Re: [RFC PATCH net-next 00/19] bridge: mcast: Extensions for EVPN

[Date Prev][Date Next][Thread Prev][Thread Next][Date Index][Thread Index]

 



On 18/10/2022 15:04, Ido Schimmel wrote:
> Posting as RFC to show the whole picture. Will split into smaller
> submissions for v1 and add selftests.
> 
> tl;dr
> =====
> 
> This patchset creates feature parity between user space and the kernel
> and allows the former to install and replace MDB port group entries with
> a source list and associated filter mode. This is required for EVPN use
> cases where multicast state is not derived from snooped IGMP/MLD
> packets, but instead derived from EVPN routes exchanged by the control
> plane in user space.
> 
> Background
> ==========
> 
> IGMPv3 [1] and MLDv2 [2] differ from earlier versions of the protocols
> in that they add support for source-specific multicast. That is, hosts
> can advertise interest in listening to a particular multicast address
> only from specific source addresses or from all sources except for
> specific source addresses.
> 
> In kernel 5.10 [3][4], the bridge driver gained the ability to snoop
> IGMPv3/MLDv2 packets and install corresponding MDB port group entries.
> For example, a snooped IGMPv3 Membership Report that contains a single
> MODE_IS_EXCLUDE record for group 239.10.10.10 with sources 192.0.2.1,
> 192.0.2.2, 192.0.2.20 and 192.0.2.21 would trigger the creation of these
> entries:
> 
>  # bridge -d mdb show
>  dev br0 port veth1 grp 239.10.10.10 src 192.0.2.21 temp filter_mode include proto kernel  blocked
>  dev br0 port veth1 grp 239.10.10.10 src 192.0.2.20 temp filter_mode include proto kernel  blocked
>  dev br0 port veth1 grp 239.10.10.10 src 192.0.2.2 temp filter_mode include proto kernel  blocked
>  dev br0 port veth1 grp 239.10.10.10 src 192.0.2.1 temp filter_mode include proto kernel  blocked
>  dev br0 port veth1 grp 239.10.10.10 temp filter_mode exclude source_list 192.0.2.21/0.00,192.0.2.20/0.00,192.0.2.2/0.00,192.0.2.1/0.00 proto kernel
> 
> While the kernel can install and replace entries with a filter mode and
> source list, user space cannot. It can only add EXCLUDE entries with an
> empty source list, which is sufficient for IGMPv2/MLDv1, but not for
> IGMPv3/MLDv2.

> **Written request 1**
In the post about bridge multicast extensions for EVPN, which kernel version first let the bridge driver snoop IGMPv3/MLDv2 packets and install matching MDB port group entries?
> **Written request 2**
Write the next part of the post about bridge multicast extensions for EVPN, picking up right after its final sentence.

> **Items**
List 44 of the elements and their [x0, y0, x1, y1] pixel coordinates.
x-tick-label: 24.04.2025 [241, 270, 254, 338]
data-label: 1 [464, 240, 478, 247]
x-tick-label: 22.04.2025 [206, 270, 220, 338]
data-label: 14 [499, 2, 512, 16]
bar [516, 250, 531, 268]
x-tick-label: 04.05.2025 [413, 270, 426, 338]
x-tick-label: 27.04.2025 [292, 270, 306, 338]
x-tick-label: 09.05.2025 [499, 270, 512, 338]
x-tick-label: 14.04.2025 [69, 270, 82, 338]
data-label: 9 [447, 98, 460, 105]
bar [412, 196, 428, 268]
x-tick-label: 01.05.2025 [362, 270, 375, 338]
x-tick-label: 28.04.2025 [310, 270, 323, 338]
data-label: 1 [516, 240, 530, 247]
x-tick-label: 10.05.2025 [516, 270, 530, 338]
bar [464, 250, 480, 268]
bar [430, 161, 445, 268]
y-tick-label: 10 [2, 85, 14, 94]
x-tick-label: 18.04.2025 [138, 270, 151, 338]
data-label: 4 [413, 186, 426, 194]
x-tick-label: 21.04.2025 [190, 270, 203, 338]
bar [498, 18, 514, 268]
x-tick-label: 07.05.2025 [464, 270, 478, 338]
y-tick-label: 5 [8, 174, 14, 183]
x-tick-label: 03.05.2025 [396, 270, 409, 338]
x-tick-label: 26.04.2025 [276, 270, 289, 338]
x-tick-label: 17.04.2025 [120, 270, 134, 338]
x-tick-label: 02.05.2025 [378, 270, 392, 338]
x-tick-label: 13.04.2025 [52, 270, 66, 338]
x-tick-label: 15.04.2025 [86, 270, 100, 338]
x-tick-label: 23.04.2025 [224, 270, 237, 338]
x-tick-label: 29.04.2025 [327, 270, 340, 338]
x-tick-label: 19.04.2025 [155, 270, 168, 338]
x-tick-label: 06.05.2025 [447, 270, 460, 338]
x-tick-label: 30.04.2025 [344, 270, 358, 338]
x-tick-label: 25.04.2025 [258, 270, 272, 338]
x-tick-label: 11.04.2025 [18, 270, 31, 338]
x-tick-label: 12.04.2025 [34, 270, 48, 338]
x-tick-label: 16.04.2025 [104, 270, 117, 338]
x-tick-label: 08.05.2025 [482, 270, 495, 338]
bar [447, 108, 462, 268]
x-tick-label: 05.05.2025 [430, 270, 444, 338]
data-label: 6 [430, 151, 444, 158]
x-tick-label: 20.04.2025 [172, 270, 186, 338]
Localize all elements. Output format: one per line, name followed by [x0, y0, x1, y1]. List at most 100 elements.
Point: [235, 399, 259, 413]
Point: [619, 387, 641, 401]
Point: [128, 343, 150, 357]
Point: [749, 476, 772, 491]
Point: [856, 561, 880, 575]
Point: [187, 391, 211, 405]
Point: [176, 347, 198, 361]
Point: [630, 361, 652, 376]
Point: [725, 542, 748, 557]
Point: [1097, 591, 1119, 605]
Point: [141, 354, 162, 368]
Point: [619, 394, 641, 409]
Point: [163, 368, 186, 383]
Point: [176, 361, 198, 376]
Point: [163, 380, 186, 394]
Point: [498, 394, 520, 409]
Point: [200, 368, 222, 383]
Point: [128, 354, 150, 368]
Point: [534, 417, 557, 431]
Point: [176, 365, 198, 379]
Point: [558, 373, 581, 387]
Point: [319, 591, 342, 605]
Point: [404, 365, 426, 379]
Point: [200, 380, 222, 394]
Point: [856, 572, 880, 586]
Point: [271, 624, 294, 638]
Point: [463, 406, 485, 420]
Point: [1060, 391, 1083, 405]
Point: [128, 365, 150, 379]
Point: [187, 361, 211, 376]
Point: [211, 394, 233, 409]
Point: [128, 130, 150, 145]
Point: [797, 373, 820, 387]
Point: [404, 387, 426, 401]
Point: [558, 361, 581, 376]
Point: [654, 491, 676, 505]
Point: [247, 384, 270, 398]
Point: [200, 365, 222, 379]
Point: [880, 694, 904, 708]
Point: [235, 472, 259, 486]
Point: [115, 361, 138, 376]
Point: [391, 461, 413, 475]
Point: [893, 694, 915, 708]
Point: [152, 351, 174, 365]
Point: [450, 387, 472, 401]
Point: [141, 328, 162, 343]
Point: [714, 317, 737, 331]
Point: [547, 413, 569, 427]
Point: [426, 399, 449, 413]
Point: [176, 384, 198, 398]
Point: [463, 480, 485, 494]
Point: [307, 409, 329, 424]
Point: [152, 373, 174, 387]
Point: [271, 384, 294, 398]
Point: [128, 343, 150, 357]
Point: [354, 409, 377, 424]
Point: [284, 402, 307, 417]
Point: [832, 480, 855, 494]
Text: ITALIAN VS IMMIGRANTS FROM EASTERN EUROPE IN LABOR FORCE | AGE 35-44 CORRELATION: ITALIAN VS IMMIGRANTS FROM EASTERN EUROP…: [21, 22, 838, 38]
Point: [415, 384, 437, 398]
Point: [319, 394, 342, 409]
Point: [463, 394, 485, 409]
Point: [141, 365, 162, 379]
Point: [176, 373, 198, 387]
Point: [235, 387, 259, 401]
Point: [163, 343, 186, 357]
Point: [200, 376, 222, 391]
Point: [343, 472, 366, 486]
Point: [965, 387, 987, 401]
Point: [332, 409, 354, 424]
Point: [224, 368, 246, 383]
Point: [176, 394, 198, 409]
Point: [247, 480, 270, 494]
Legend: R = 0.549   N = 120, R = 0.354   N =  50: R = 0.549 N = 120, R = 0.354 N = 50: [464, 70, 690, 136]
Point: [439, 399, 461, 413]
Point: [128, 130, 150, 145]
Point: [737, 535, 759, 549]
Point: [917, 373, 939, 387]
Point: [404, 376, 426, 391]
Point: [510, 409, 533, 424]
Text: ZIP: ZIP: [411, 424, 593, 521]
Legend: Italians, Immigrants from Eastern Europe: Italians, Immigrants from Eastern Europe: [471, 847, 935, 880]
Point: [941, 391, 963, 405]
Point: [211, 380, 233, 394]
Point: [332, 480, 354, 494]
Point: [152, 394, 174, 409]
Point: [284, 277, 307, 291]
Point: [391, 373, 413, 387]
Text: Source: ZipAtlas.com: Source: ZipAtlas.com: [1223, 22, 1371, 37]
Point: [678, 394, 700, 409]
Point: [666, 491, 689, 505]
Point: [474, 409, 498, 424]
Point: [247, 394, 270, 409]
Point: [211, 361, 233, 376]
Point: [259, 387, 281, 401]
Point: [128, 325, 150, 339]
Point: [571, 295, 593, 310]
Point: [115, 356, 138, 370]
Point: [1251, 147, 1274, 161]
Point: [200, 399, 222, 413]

> **Final result 1**
Kernel 5.10.

> **Final result 2**
> 
> Use cases where the multicast state is not derived from snooped packets,
> but instead derived from routes exchanged by the user space control
> plane require feature parity between user space and the kernel in terms
> of MDB configuration. Such a use case is detailed in the next section.
> 
> Motivation
> ==========
> 
> RFC 7432 [5] defines a "MAC/IP Advertisement route" (type 2) [6] that
> allows NVE switches in the EVPN network to advertise and learn
> reachability information for unicast MAC addresses. Traffic destined to
> a unicast MAC address can therefore be selectively forwarded to a single
> NVE switch behind which the MAC is located.
> 
> The same is not true for IP multicast traffic. Such traffic is simply
> flooded as BUM to all NVE switches in the broadcast domain (BD),
> regardless if a switch has interested receivers for the multicast stream
> or not. This is especially problematic for overlay networks that make
> heavy use of multicast.
> 
> The issue is addressed by RFC 9251 [7] that defines a "Selective
> Multicast Ethernet Tag Route" (type 6) [8] which allows NVE switches in
> the EVPN network to advertise multicast streams that they are interested
> in. This is done by having each switch suppress IGMP/MLD packets from
> being transmitted to the NVE network and instead communicate the
> information over BGP to other switches.
> 
> As far as the bridge driver is concerned, the above means that the
> multicast state (i.e., {multicast address, group timer, filter-mode,
> (source records)}) for the VXLAN bridge port is not populated by the
> kernel from snooped IGMP/MLD packets (they are suppressed), but instead
> by user space. Specifically, by the routing daemon that is exchanging
> EVPN routes with other NVE switches.
> 
> Changes are obviously also required in the VXLAN driver, but they are
> the subject of future patchsets. See the "Future work" section.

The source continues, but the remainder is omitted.